Goal:
Scan the listing below for the word "licitación" and state how many lines hold it. Write nothing but the number.

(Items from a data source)
***
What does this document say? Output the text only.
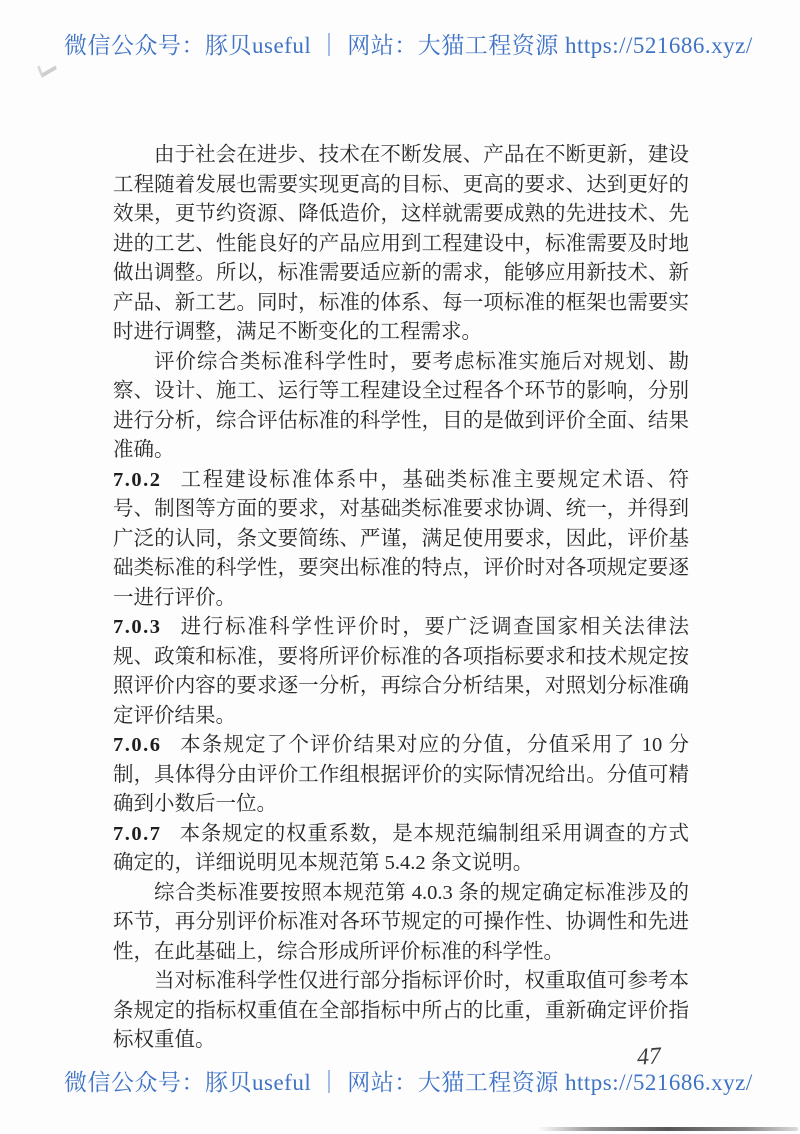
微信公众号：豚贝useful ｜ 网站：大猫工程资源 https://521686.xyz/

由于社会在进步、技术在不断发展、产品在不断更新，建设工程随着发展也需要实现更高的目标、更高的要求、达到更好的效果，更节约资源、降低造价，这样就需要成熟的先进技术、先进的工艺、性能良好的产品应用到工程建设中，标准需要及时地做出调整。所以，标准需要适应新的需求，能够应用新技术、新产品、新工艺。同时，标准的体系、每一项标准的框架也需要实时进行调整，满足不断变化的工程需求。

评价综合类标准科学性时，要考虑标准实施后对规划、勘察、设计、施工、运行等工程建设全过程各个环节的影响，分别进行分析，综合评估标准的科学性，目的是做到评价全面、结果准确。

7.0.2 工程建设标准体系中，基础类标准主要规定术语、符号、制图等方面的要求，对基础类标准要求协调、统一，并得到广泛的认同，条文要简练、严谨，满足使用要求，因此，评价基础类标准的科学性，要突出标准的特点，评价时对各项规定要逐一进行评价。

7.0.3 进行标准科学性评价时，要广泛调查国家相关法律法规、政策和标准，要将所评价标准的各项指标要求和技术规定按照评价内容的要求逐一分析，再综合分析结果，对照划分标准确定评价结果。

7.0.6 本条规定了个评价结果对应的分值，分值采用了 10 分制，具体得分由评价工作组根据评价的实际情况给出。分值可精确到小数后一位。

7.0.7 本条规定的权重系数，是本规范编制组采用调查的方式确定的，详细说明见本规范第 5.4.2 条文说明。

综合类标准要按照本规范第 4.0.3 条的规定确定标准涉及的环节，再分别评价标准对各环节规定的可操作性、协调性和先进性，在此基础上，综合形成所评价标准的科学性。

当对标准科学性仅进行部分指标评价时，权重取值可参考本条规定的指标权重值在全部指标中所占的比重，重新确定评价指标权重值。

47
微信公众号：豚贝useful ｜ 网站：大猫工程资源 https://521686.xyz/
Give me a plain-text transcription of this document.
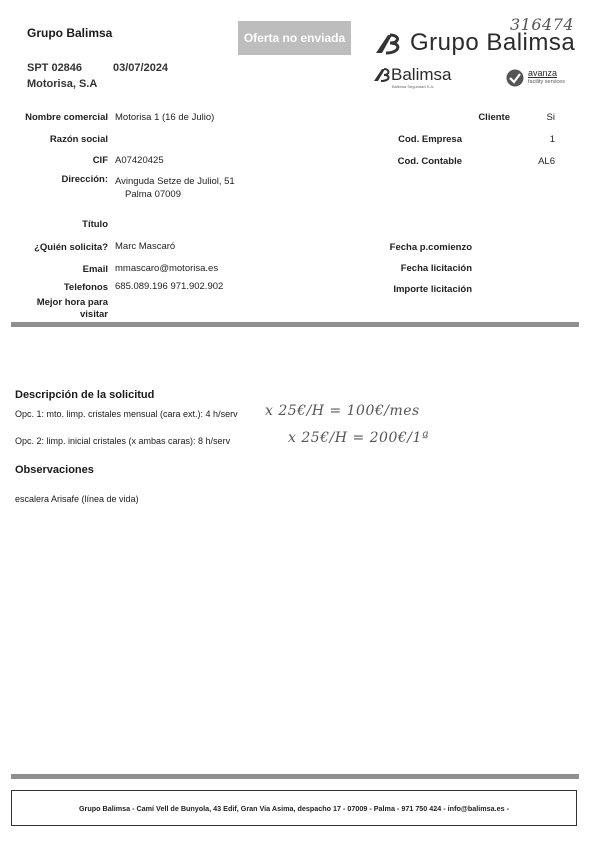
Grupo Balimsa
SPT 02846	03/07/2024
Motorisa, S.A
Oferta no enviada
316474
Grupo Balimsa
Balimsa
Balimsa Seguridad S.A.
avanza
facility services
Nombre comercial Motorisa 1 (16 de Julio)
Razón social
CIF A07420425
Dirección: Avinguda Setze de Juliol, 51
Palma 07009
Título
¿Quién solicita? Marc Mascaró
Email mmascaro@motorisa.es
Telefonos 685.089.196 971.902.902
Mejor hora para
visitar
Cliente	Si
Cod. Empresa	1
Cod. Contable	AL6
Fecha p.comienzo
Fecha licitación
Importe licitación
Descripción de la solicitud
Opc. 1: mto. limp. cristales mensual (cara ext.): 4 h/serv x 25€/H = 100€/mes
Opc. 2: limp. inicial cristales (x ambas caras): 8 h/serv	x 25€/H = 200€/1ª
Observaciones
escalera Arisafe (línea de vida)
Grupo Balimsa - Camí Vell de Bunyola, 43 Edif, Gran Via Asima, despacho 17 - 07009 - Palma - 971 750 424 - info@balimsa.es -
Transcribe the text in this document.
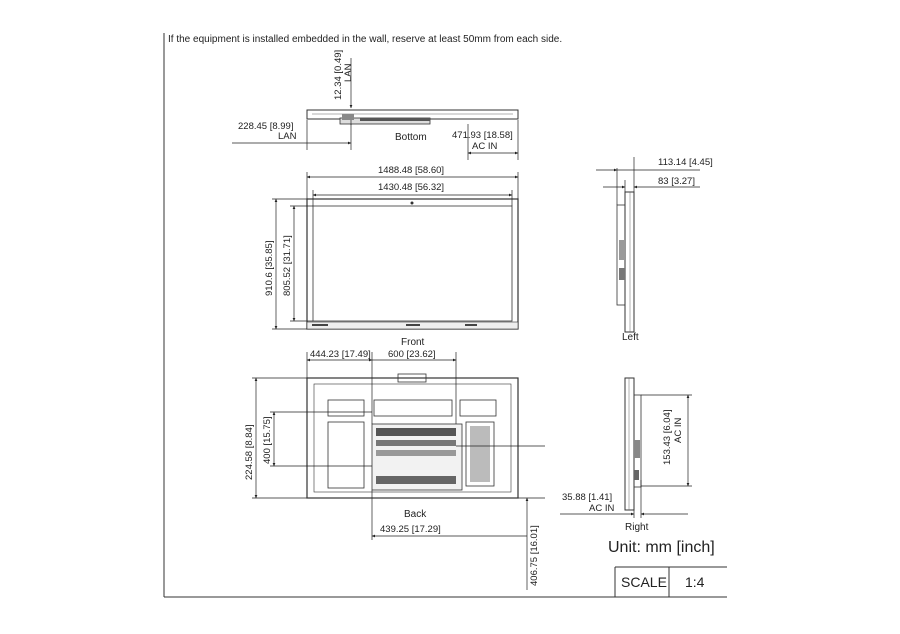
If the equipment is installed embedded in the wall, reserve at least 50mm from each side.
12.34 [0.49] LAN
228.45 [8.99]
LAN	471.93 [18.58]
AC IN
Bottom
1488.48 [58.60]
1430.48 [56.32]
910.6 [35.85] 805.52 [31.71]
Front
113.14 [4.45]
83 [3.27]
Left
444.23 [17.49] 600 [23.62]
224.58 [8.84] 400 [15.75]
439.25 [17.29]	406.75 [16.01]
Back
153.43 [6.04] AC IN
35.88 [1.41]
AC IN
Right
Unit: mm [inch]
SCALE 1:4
***
Problem solution:
2